▶ _DIRECTIONS FOR THIS TASK_
Collect each line holding the string "player".

▶ _DATA ROWS_
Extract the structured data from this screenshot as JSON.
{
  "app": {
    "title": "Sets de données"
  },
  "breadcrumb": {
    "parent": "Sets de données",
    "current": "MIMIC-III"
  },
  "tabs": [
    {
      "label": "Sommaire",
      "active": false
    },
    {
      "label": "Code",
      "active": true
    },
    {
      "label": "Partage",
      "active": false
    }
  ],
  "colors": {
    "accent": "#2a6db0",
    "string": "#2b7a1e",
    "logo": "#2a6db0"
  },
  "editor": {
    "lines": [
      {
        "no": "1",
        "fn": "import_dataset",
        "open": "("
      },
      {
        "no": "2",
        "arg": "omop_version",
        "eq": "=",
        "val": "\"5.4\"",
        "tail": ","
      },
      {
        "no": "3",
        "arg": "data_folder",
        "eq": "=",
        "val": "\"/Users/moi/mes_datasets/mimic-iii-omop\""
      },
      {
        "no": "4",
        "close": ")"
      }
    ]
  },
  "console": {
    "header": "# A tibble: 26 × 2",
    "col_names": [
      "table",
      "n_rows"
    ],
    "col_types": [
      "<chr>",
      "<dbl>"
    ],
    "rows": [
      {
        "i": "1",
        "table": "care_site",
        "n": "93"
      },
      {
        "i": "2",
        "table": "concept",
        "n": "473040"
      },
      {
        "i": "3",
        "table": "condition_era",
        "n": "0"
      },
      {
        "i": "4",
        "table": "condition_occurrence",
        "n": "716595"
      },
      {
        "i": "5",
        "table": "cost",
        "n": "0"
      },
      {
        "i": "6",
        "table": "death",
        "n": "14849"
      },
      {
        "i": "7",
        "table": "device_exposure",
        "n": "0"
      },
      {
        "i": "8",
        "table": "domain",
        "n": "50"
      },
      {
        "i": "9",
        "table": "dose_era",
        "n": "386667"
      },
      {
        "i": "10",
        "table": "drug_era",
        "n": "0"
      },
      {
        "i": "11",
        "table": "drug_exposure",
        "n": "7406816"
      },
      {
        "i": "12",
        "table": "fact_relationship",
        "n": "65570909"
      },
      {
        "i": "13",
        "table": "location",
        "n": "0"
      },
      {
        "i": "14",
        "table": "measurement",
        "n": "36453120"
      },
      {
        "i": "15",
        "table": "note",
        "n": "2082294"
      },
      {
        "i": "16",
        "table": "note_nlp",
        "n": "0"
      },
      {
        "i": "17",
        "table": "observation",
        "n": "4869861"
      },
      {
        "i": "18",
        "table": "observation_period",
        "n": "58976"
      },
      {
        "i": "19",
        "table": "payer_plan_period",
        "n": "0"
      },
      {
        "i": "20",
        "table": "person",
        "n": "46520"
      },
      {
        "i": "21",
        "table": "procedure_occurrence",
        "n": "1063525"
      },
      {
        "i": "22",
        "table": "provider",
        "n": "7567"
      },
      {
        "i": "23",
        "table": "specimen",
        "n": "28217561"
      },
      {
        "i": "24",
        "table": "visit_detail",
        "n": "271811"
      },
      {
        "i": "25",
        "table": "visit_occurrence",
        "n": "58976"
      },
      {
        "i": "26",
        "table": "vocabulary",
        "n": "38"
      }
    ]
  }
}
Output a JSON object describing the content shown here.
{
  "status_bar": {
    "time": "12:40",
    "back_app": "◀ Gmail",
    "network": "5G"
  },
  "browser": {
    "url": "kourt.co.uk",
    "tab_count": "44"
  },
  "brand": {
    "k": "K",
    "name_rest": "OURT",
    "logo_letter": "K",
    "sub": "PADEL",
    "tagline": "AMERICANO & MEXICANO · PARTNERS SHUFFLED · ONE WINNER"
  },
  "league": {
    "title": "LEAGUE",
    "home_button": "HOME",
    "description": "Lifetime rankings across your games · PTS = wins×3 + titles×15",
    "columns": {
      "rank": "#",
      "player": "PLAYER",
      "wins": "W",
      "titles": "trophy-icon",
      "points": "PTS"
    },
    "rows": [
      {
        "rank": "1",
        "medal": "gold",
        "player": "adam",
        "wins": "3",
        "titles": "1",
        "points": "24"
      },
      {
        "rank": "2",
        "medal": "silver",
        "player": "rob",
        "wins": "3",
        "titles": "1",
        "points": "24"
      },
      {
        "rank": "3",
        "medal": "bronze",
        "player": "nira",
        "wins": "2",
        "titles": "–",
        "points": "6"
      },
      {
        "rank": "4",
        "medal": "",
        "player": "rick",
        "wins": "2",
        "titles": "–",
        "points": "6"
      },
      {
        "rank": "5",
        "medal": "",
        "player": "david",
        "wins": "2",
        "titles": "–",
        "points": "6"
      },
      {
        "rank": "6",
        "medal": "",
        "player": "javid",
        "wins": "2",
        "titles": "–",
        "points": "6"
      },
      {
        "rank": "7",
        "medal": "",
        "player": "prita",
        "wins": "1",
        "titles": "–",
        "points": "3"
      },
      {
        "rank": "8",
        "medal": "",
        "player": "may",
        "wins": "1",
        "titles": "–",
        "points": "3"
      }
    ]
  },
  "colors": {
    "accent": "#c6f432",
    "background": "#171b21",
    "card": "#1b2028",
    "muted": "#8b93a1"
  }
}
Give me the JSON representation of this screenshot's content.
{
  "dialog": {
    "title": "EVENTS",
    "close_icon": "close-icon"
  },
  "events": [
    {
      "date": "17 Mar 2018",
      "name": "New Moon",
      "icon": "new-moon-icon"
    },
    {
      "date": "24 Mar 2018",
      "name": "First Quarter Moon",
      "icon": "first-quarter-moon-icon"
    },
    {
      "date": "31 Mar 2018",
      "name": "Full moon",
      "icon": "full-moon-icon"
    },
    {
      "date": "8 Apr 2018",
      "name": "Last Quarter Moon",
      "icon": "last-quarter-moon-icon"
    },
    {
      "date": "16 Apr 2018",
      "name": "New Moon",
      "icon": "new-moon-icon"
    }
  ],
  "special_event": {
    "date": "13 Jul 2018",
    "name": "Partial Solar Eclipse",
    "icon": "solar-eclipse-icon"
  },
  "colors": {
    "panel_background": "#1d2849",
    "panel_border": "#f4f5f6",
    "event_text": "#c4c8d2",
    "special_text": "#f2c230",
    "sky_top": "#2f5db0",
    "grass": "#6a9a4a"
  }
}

▶ _RESULT FOR THIS TASK_
      "player": "PLAYER",
        "player": "adam",
        "player": "rob",
        "player": "nira",
        "player": "rick",
        "player": "david",
        "player": "javid",
        "player": "prita",
        "player": "may",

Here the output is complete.